* **課題の指示**:
**A.** 本文で永六輔さんの著作として挙げられている本の題名は何ですか。
**B.** 本文のうち「これが私(藤永)の心中にある」で始まる段落を、主な事実を残して短く書き直してください。
**C.** 本文のうち「それがよし幻影であろうと、虹であろうと、過ぎてゆく長大な時間の中の必敗であれ。」から始まり「記憶に収めていたのでしょう。」まで続く部分を、一字も変えずに返してください。

* **本文**:
○ ○ ○

それがよし幻影であろうと、虹であろうと、過ぎてゆく長大な時間の中の必敗であれ。
無限のものが有限のものを翻弄する日の手口に乗るな。必敗の戦士であるからこそ、有限の生命を鍛冶して、この帰結のない戦いをいどめ。」
これが私(藤永)の心中にある「人はみな必敗の戦士」の出所であるとすると、「人はみな」の部分が欠けています。誰かがこの部分を付け足し、私はそれを孫引きして記憶に収めていたのでしょう。
永六輔さんの著作『普通人名語録』には、
「私は人生に負け続けているなァとずっと思っていたのよ。そしたら檀一雄さんの言葉で『人はみな必敗の戦士である』っていうのを見つけちゃって・・・。なんだか、ホッとしちゃった」
とあるようですし、
竹内一郎という方は「檀一雄という小説家は「人みな必敗の戦士である」と言っています。人はいつかはみな必ず負けるのだ、と。全勝で生きる人はいないのですから、「出世競争に勝つのだ」というような勝ち負け意識にとらわれた生き方は肯定できません。」
と書いています。

○ ○ ○

* **提供資料**:

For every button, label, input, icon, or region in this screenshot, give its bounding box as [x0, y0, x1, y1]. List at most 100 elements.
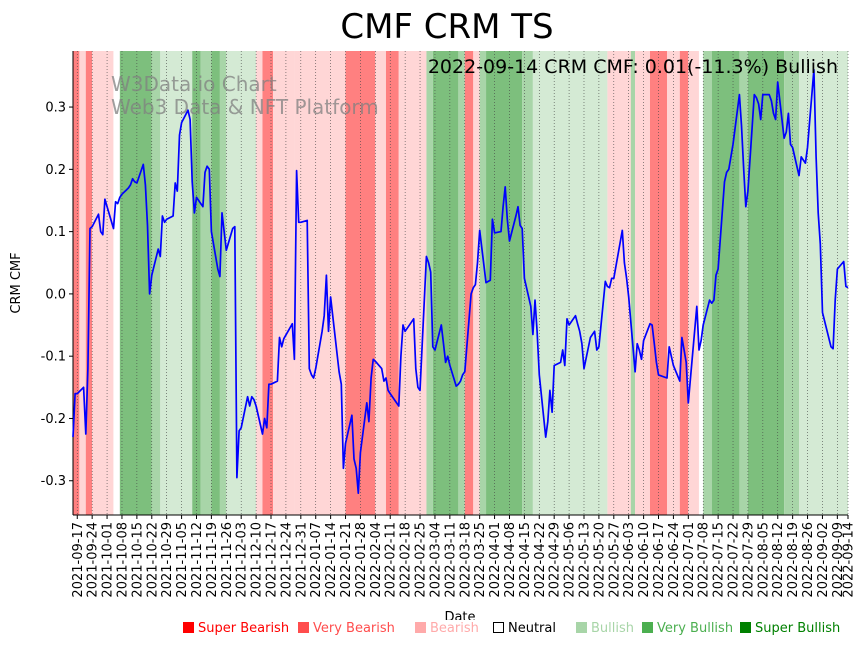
x-tick-label-0: 2021-09-17 [71, 522, 86, 598]
legend-item-bearish: Bearish [415, 620, 479, 638]
x-tick-label-9: 2021-11-19 [205, 522, 220, 598]
x-tick-label-33: 2022-05-06 [563, 522, 578, 598]
x-tick-label-19: 2022-01-28 [354, 522, 369, 598]
x-tick-label-4: 2021-10-15 [130, 522, 145, 598]
band-bullish-31 [630, 51, 636, 515]
x-tick-label-32: 2022-04-29 [548, 522, 563, 598]
x-tick-label-16: 2022-01-07 [309, 522, 324, 598]
cmf-chart: -0.3-0.2-0.10.00.10.20.3 2021-09-17 2021-… [9, 7, 857, 620]
x-tick-label-26: 2022-03-18 [458, 522, 473, 598]
legend-item-super-bullish: Super Bullish [740, 620, 840, 638]
x-tick-label-51: 2022-09-09 [831, 522, 846, 598]
legend-swatch [298, 622, 309, 633]
band-bearish-36 [688, 51, 699, 515]
x-tick-label-2: 2021-10-01 [101, 522, 116, 598]
x-tick-label-30: 2022-04-15 [518, 522, 533, 598]
x-tick-label-15: 2021-12-31 [294, 522, 309, 598]
legend-swatch [642, 622, 653, 633]
x-tick-label-52: 2022-09-14 [842, 522, 857, 598]
band-neutral-37 [698, 51, 704, 515]
band-very_bullish-27 [486, 51, 523, 515]
x-tick-label-34: 2022-05-13 [578, 522, 593, 598]
x-tick-label-42: 2022-07-08 [697, 522, 712, 598]
x-tick-label-47: 2022-08-12 [771, 522, 786, 598]
y-tick-label-1: -0.2 [41, 412, 66, 427]
x-axis-label: Date [444, 610, 475, 620]
x-tick-label-44: 2022-07-22 [727, 522, 742, 598]
latest-annotation: 2022-09-14 CRM CMF: 0.01(-11.3%) Bullish [428, 56, 838, 78]
legend-swatch [493, 622, 504, 633]
band-bullish-42 [784, 51, 800, 515]
x-tick-label-13: 2021-12-17 [265, 522, 280, 598]
x-tick-label-39: 2022-06-17 [652, 522, 667, 598]
band-very_bearish-35 [679, 51, 689, 515]
x-tick-label-36: 2022-05-27 [607, 522, 622, 598]
band-bullish-26 [479, 51, 487, 515]
band-bullish-23 [458, 51, 465, 515]
band-bullish-21 [426, 51, 433, 515]
legend-item-very-bearish: Very Bearish [298, 620, 395, 638]
band-neutral-4 [113, 51, 120, 515]
band-neutral_bullish-29 [532, 51, 608, 515]
x-tick-label-37: 2022-06-03 [622, 522, 637, 598]
band-very_bearish-0 [73, 51, 80, 515]
vertical-gridlines [76, 51, 849, 515]
x-tick-label-35: 2022-05-20 [592, 522, 607, 598]
x-tick-label-50: 2022-09-02 [816, 522, 831, 598]
x-tick-label-18: 2022-01-21 [339, 522, 354, 598]
regime-bands [73, 51, 848, 515]
band-bearish-1 [79, 51, 86, 515]
legend-label: Super Bearish [198, 621, 290, 636]
x-tick-label-22: 2022-02-18 [399, 522, 414, 598]
band-bullish-6 [151, 51, 161, 515]
band-very_bearish-14 [262, 51, 274, 515]
x-tick-label-41: 2022-07-01 [682, 522, 697, 598]
x-tick-label-20: 2022-02-04 [369, 522, 384, 598]
x-ticks: 2021-09-17 2021-09-24 2021-10-01 2021-10-08… [71, 515, 857, 598]
band-bearish-18 [375, 51, 386, 515]
band-neutral_bullish-43 [799, 51, 848, 515]
x-tick-label-49: 2022-08-26 [801, 522, 816, 598]
legend-item-very-bullish: Very Bullish [642, 620, 733, 638]
band-very_bullish-22 [432, 51, 459, 515]
legend-label: Bearish [430, 621, 479, 636]
x-tick-label-6: 2021-10-29 [160, 522, 175, 598]
legend-swatch [415, 622, 426, 633]
band-bullish-40 [739, 51, 748, 515]
band-bearish-13 [256, 51, 263, 515]
legend-label: Bullish [591, 621, 635, 636]
x-tick-label-21: 2022-02-11 [384, 522, 399, 598]
band-very_bearish-24 [464, 51, 474, 515]
y-axis-label: CRM CMF [9, 252, 24, 313]
band-bullish-28 [522, 51, 533, 515]
band-bearish-32 [635, 51, 650, 515]
x-tick-label-29: 2022-04-08 [503, 522, 518, 598]
legend-item-bullish: Bullish [576, 620, 634, 638]
legend-swatch [576, 622, 587, 633]
legend-swatch [183, 622, 194, 633]
legend-swatch [740, 622, 751, 633]
x-tick-label-11: 2021-12-03 [235, 522, 250, 598]
band-bearish-25 [473, 51, 480, 515]
y-tick-label-5: 0.2 [45, 163, 66, 178]
x-tick-label-8: 2021-11-12 [190, 522, 205, 598]
x-tick-label-38: 2022-06-10 [637, 522, 652, 598]
watermark-line-2: Web3 Data & NFT Platform [111, 95, 379, 119]
x-tick-label-27: 2022-03-25 [473, 522, 488, 598]
cmf-line-layer [72, 68, 849, 495]
band-very_bullish-5 [119, 51, 152, 515]
x-tick-label-46: 2022-08-05 [756, 522, 771, 598]
x-tick-label-7: 2021-11-05 [175, 522, 190, 598]
legend-item-super-bearish: Super Bearish [183, 620, 289, 638]
band-very_bullish-10 [211, 51, 220, 515]
x-tick-label-14: 2021-12-24 [279, 522, 294, 598]
x-tick-label-3: 2021-10-08 [116, 522, 131, 598]
y-tick-label-6: 0.3 [45, 101, 66, 116]
x-tick-label-17: 2022-01-14 [324, 522, 339, 598]
band-bullish-9 [200, 51, 212, 515]
x-tick-label-5: 2021-10-22 [145, 522, 160, 598]
band-bullish-38 [703, 51, 712, 515]
y-tick-label-4: 0.1 [45, 225, 66, 240]
x-tick-label-25: 2022-03-11 [443, 522, 458, 598]
band-bearish-15 [273, 51, 295, 515]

○ ○ ○

* **課題ごとの解答**:
**A.** 『普通人名語録』

**B.** 藤永の記憶にある「人はみな必敗の戦士」がこの言葉から来ているなら、「人はみな」の部分が欠けている。誰かが付け足したものを藤永が孫引きして覚えていたのだろう。

**C.**
それがよし幻影であろうと、虹であろうと、過ぎてゆく長大な時間の中の必敗であれ。
無限のものが有限のものを翻弄する日の手口に乗るな。必敗の戦士であるからこそ、有限の生命を鍛冶して、この帰結のない戦いをいどめ。」
これが私(藤永)の心中にある「人はみな必敗の戦士」の出所であるとすると、「人はみな」の部分が欠けています。誰かがこの部分を付け足し、私はそれを孫引きして記憶に収めていたのでしょう。